PROMPT -> The records that follow need to be output exactly as they are.

RECORDS ->

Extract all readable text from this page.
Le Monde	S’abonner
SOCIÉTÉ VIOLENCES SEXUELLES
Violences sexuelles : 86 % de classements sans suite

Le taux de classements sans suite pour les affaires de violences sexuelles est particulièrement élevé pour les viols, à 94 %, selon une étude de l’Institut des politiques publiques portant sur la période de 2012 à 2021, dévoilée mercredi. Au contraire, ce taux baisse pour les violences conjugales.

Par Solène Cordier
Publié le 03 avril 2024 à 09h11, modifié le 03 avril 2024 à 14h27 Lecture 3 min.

ANSWER TO THE PROBLEM ->
Extract all readable text from this page.
Le Monde	S’abonner
SOCIÉTÉ VIOLENCES SEXUELLES
Violences sexuelles : 86 % de classements sans suite

Le taux de classements sans suite pour les affaires de violences sexuelles est particulièrement élevé pour les viols, à 94 %, selon une étude de l’Institut des politiques publiques portant sur la période de 2012 à 2021, dévoilée mercredi. Au contraire, ce taux baisse pour les violences conjugales.

Par Solène Cordier
Publié le 03 avril 2024 à 09h11, modifié le 03 avril 2024 à 14h27 Lecture 3 min.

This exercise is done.